====== SUPPLIED MATERIAL ======

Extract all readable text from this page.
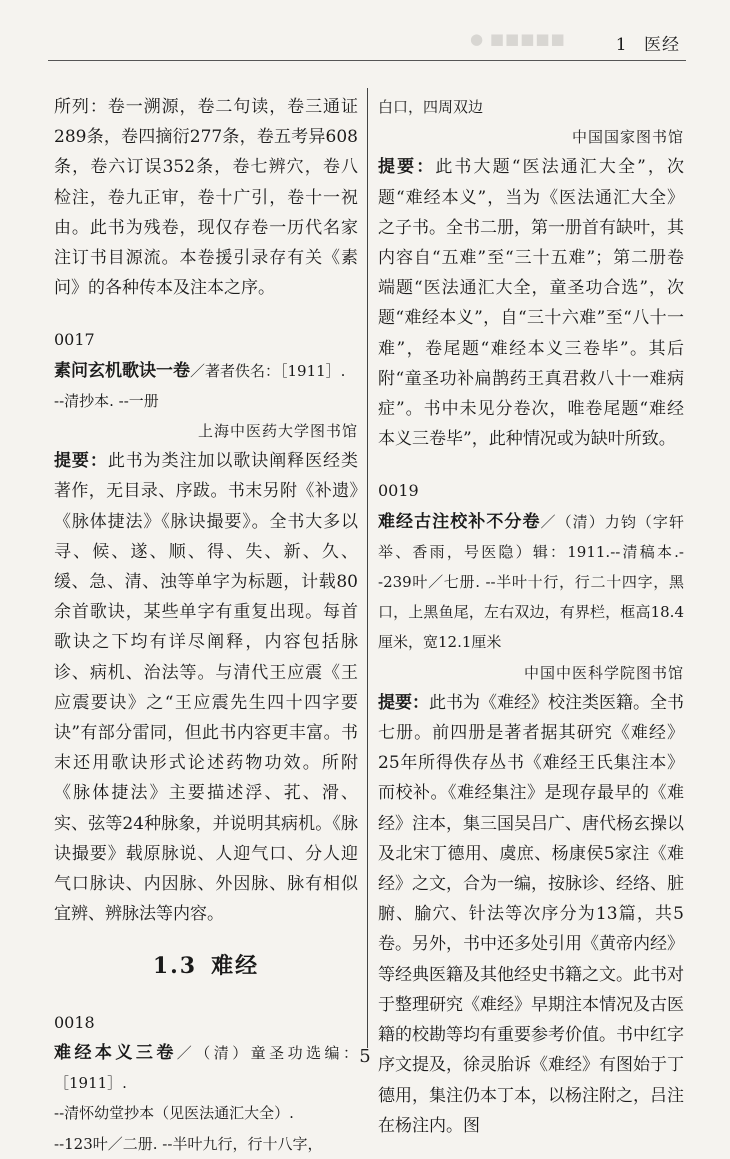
● ■■■■■	1 医经

所列：卷一溯源，卷二句读，卷三通证289条，卷四摘衍277条，卷五考异608条，卷六订误352条，卷七辨穴，卷八检注，卷九正审，卷十广引，卷十一祝由。此书为残卷，现仅存卷一历代名家注订书目源流。本卷援引录存有关《素问》的各种传本及注本之序。

0017

素问玄机歌诀一卷／著者佚名：［1911］.
--清抄本. --一册

上海中医药大学图书馆

提要：此书为类注加以歌诀阐释医经类著作，无目录、序跋。书末另附《补遗》《脉体捷法》《脉诀撮要》。全书大多以寻、候、遂、顺、得、失、新、久、缓、急、清、浊等单字为标题，计载80余首歌诀，某些单字有重复出现。每首歌诀之下均有详尽阐释，内容包括脉诊、病机、治法等。与清代王应震《王应震要诀》之“王应震先生四十四字要诀”有部分雷同，但此书内容更丰富。书末还用歌诀形式论述药物功效。所附《脉体捷法》主要描述浮、芤、滑、实、弦等24种脉象，并说明其病机。《脉诀撮要》载原脉说、人迎气口、分人迎气口脉诀、内因脉、外因脉、脉有相似宜辨、辨脉法等内容。

1.3 难经
0018

难经本义三卷／（清）童圣功选编：［1911］.
--清怀幼堂抄本（见医法通汇大全）.
--123叶／二册. --半叶九行，行十八字，

白口，四周双边
中国国家图书馆

提要：此书大题“医法通汇大全”，次题“难经本义”，当为《医法通汇大全》之子书。全书二册，第一册首有缺叶，其内容自“五难”至“三十五难”；第二册卷端题“医法通汇大全，童圣功合选”，次题“难经本义”，自“三十六难”至“八十一难”，卷尾题“难经本义三卷毕”。其后附“童圣功补扁鹊药王真君救八十一难病症”。书中未见分卷次，唯卷尾题“难经本义三卷毕”，此种情况或为缺叶所致。

0019

难经古注校补不分卷／（清）力钧（字轩举、香雨，号医隐）辑：1911.--清稿本.--239叶／七册. --半叶十行，行二十四字，黑口，上黑鱼尾，左右双边，有界栏，框高18.4厘米，宽12.1厘米

中国中医科学院图书馆

提要：此书为《难经》校注类医籍。全书七册。前四册是著者据其研究《难经》25年所得佚存丛书《难经王氏集注本》而校补。《难经集注》是现存最早的《难经》注本，集三国吴吕广、唐代杨玄操以及北宋丁德用、虞庶、杨康侯5家注《难经》之文，合为一编，按脉诊、经络、脏腑、腧穴、针法等次序分为13篇，共5卷。另外，书中还多处引用《黄帝内经》等经典医籍及其他经史书籍之文。此书对于整理研究《难经》早期注本情况及古医籍的校勘等均有重要参考价值。书中红字序文提及，徐灵胎诉《难经》有图始于丁德用，集注仍本丁本，以杨注附之，吕注在杨注内。图

5
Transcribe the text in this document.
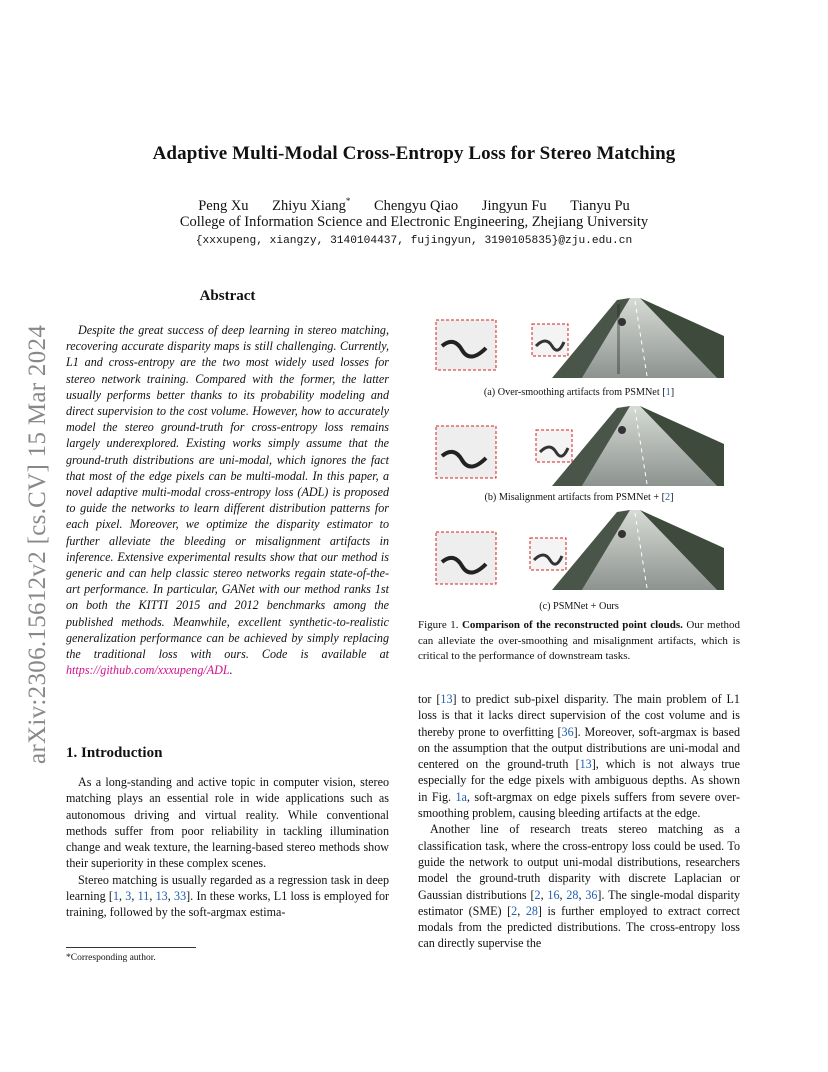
Adaptive Multi-Modal Cross-Entropy Loss for Stereo Matching
Peng Xu Zhiyu Xiang* Chengyu Qiao Jingyun Fu Tianyu Pu
College of Information Science and Electronic Engineering, Zhejiang University
{xxxupeng, xiangzy, 3140104437, fujingyun, 3190105835}@zju.edu.cn
arXiv:2306.15612v2 [cs.CV] 15 Mar 2024
Abstract
Despite the great success of deep learning in stereo matching, recovering accurate disparity maps is still challenging. Currently, L1 and cross-entropy are the two most widely used losses for stereo network training. Compared with the former, the latter usually performs better thanks to its probability modeling and direct supervision to the cost volume. However, how to accurately model the stereo ground-truth for cross-entropy loss remains largely underexplored. Existing works simply assume that the ground-truth distributions are uni-modal, which ignores the fact that most of the edge pixels can be multi-modal. In this paper, a novel adaptive multi-modal cross-entropy loss (ADL) is proposed to guide the networks to learn different distribution patterns for each pixel. Moreover, we optimize the disparity estimator to further alleviate the bleeding or misalignment artifacts in inference. Extensive experimental results show that our method is generic and can help classic stereo networks regain state-of-the-art performance. In particular, GANet with our method ranks 1st on both the KITTI 2015 and 2012 benchmarks among the published methods. Meanwhile, excellent synthetic-to-realistic generalization performance can be achieved by simply replacing the traditional loss with ours. Code is available at https://github.com/xxxupeng/ADL.
1. Introduction

As a long-standing and active topic in computer vision, stereo matching plays an essential role in wide applications such as autonomous driving and virtual reality. While conventional methods suffer from poor reliability in tackling illumination change and weak texture, the learning-based stereo methods show their superiority in these complex scenes.

Stereo matching is usually regarded as a regression task in deep learning [1, 3, 11, 13, 33]. In these works, L1 loss is employed for training, followed by the soft-argmax estima-

*Corresponding author.
(a) Over-smoothing artifacts from PSMNet [1]
(b) Misalignment artifacts from PSMNet + [2]
(c) PSMNet + Ours
Figure 1. Comparison of the reconstructed point clouds. Our method can alleviate the over-smoothing and misalignment artifacts, which is critical to the performance of downstream tasks.

tor [13] to predict sub-pixel disparity. The main problem of L1 loss is that it lacks direct supervision of the cost volume and is thereby prone to overfitting [36]. Moreover, soft-argmax is based on the assumption that the output distributions are uni-modal and centered on the ground-truth [13], which is not always true especially for the edge pixels with ambiguous depths. As shown in Fig. 1a, soft-argmax on edge pixels suffers from severe over-smoothing problem, causing bleeding artifacts at the edge.

Another line of research treats stereo matching as a classification task, where the cross-entropy loss could be used. To guide the network to output uni-modal distributions, researchers model the ground-truth disparity with discrete Laplacian or Gaussian distributions [2, 16, 28, 36]. The single-modal disparity estimator (SME) [2, 28] is further employed to extract correct modals from the predicted distributions. The cross-entropy loss can directly supervise the
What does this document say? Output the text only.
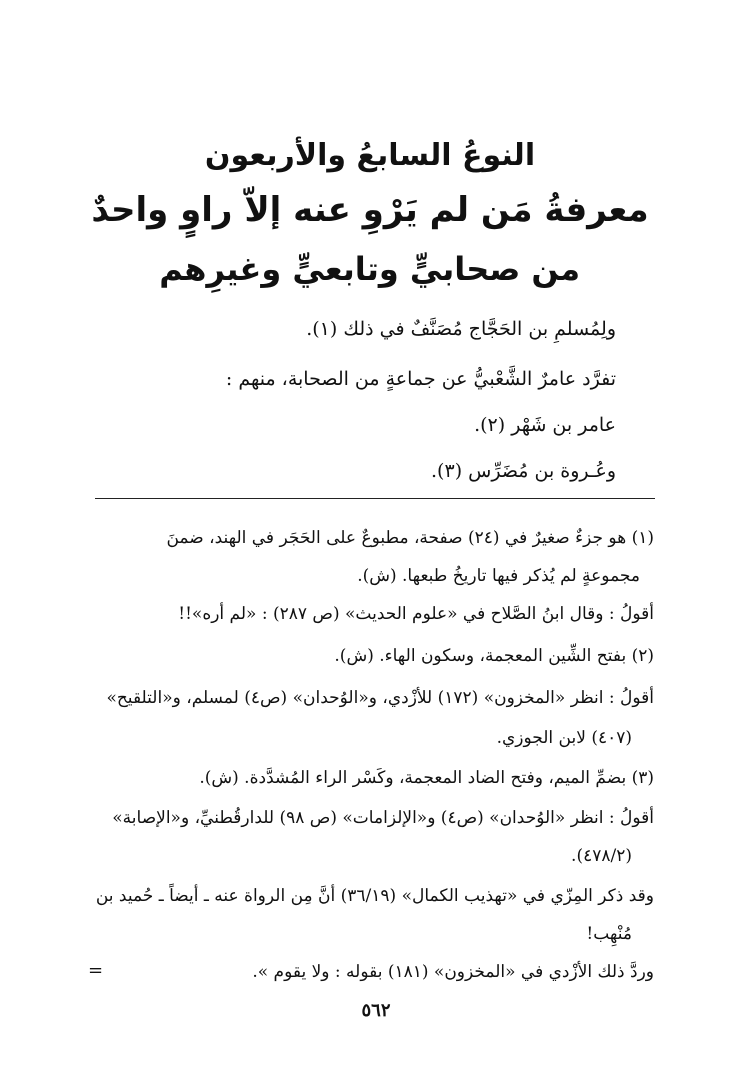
النوعُ السابعُ والأربعون
معرفةُ مَن لم يَرْوِ عنه إلاّ راوٍ واحدٌ
من صحابيٍّ وتابعيٍّ وغيرِهم
ولِمُسلمِ بن الحَجَّاج مُصَنَّفٌ في ذلك (١).
تفرَّد عامرٌ الشَّعْبيُّ عن جماعةٍ من الصحابة، منهم :
عامر بن شَهْر (٢).
وعُـروة بن مُضَرِّس (٣).
(١) هو جزءٌ صغيرٌ في (٢٤) صفحة، مطبوعٌ على الحَجَر في الهند، ضمنَ
مجموعةٍ لم يُذكر فيها تاريخُ طبعها. (ش).
أقولُ : وقال ابنُ الصَّلاح في «علوم الحديث» (ص ٢٨٧) : «لم أره»!!
(٢) بفتح الشِّين المعجمة، وسكون الهاء. (ش).
أقولُ : انظر «المخزون» (١٧٢) للأزْدي، و«الوُحدان» (ص٤) لمسلم، و«التلقيح»
(٤٠٧) لابن الجوزي.
(٣) بضمِّ الميم، وفتح الضاد المعجمة، وكَسْر الراء المُشدَّدة. (ش).
أقولُ : انظر «الوُحدان» (ص٤) و«الإلزامات» (ص ٩٨) للدارقُطنيِّ، و«الإصابة»
(٤٧٨/٢).
وقد ذكر المِزّي في «تهذيب الكمال» (٣٦/١٩) أنَّ مِن الرواة عنه ـ أيضاً ـ حُميد بن
مُنْهِب!
وردَّ ذلك الأزْدي في «المخزون» (١٨١) بقوله : ولا يقوم ».
=
٥٦٢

======

WHAT THIS TASK INVOLVES: Go through the listing above and pull out each line containing the word "which".

IN RESPONSE:
Despite the great success of deep learning in stereo matching, recovering accurate disparity maps is still challenging. Currently, L1 and cross-entropy are the two most widely used losses for stereo network training. Compared with the former, the latter usually performs better thanks to its probability modeling and direct supervision to the cost volume. However, how to accurately model the stereo ground-truth for cross-entropy loss remains largely underexplored. Existing works simply assume that the ground-truth distributions are uni-modal, which ignores the fact that most of the edge pixels can be multi-modal. In this paper, a novel adaptive multi-modal cross-entropy loss (ADL) is proposed to guide the networks to learn different distribution patterns for each pixel. Moreover, we optimize the disparity estimator to further alleviate the bleeding or misalignment artifacts in inference. Extensive experimental results show that our method is generic and can help classic stereo networks regain state-of-the-art performance. In particular, GANet with our method ranks 1st on both the KITTI 2015 and 2012 benchmarks among the published methods. Meanwhile, excellent synthetic-to-realistic generalization performance can be achieved by simply replacing the traditional loss with ours. Code is available at https://github.com/xxxupeng/ADL.
Figure 1. Comparison of the reconstructed point clouds. Our method can alleviate the over-smoothing and misalignment artifacts, which is critical to the performance of downstream tasks.
tor [13] to predict sub-pixel disparity. The main problem of L1 loss is that it lacks direct supervision of the cost volume and is thereby prone to overfitting [36]. Moreover, soft-argmax is based on the assumption that the output distributions are uni-modal and centered on the ground-truth [13], which is not always true especially for the edge pixels with ambiguous depths. As shown in Fig. 1a, soft-argmax on edge pixels suffers from severe over-smoothing problem, causing bleeding artifacts at the edge.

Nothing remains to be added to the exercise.